- _Problem statement_
Below are some records. Copy every line in them that holds "this".

━━━━━━━━━━━━━━━━━━━━

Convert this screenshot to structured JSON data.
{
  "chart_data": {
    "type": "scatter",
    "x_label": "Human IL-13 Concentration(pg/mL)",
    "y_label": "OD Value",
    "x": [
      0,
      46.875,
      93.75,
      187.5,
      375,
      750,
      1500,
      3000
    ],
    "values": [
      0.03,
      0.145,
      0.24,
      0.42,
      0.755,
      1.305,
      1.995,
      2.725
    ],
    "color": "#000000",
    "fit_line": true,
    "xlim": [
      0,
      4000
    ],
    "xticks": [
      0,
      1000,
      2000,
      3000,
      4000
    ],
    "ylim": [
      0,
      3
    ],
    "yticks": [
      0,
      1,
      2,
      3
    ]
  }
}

━━━━━━━━━━━━━━━━━━━━

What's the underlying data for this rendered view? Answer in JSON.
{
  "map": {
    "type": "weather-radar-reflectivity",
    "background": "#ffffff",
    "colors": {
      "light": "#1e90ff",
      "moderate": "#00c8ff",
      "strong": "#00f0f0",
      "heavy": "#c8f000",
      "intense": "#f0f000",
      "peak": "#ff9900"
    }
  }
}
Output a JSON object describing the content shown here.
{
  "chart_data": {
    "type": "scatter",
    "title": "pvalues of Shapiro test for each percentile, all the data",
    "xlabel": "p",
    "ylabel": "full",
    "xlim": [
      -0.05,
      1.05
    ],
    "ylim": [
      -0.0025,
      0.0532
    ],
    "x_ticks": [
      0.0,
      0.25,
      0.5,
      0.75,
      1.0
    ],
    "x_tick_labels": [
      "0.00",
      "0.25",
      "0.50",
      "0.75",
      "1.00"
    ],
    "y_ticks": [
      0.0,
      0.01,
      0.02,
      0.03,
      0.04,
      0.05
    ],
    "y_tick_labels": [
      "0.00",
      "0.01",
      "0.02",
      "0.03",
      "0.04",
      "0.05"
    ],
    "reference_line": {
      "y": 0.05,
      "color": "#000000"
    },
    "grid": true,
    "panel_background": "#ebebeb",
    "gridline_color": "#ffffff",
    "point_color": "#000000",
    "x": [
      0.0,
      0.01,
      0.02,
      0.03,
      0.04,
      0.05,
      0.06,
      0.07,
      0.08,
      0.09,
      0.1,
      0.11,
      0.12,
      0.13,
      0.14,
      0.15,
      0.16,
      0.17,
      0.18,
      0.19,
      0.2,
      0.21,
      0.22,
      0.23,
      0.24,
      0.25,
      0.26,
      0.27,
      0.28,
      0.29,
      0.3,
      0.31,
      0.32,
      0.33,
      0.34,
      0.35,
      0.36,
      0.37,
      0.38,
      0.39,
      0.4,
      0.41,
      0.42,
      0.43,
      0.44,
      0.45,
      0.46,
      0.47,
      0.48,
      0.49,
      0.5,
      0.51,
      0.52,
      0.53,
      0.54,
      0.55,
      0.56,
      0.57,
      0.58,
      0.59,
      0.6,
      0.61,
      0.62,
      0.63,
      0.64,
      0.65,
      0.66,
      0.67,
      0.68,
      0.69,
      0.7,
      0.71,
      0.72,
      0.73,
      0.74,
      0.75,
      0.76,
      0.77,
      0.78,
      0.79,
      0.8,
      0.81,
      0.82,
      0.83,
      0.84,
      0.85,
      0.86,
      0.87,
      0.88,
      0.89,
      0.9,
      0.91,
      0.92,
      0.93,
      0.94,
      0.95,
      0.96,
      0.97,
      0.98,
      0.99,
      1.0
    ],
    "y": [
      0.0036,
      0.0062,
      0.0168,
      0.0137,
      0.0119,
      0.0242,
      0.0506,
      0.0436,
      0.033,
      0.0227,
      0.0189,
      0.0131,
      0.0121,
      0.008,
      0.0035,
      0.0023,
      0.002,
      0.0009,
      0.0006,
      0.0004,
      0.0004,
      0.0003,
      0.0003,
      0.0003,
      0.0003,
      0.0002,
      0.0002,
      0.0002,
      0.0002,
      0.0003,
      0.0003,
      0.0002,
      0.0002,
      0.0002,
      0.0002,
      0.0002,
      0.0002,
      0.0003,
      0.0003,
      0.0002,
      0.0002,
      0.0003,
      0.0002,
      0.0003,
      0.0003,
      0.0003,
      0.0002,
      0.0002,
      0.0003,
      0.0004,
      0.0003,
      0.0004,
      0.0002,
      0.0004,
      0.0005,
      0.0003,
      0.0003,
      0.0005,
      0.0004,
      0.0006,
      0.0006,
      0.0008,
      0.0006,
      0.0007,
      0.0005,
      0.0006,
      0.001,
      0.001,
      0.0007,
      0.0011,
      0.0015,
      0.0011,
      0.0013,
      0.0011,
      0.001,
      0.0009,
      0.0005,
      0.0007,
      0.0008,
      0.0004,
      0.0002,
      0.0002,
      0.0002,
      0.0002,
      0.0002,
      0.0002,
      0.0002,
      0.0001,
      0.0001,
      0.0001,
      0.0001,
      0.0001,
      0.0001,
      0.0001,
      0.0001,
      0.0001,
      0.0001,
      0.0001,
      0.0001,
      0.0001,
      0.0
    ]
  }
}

━━━━━━━━━━━━━━━━━━━━

- _The answer_
Convert this screenshot to structured JSON data.
What's the underlying data for this rendered view? Answer in JSON.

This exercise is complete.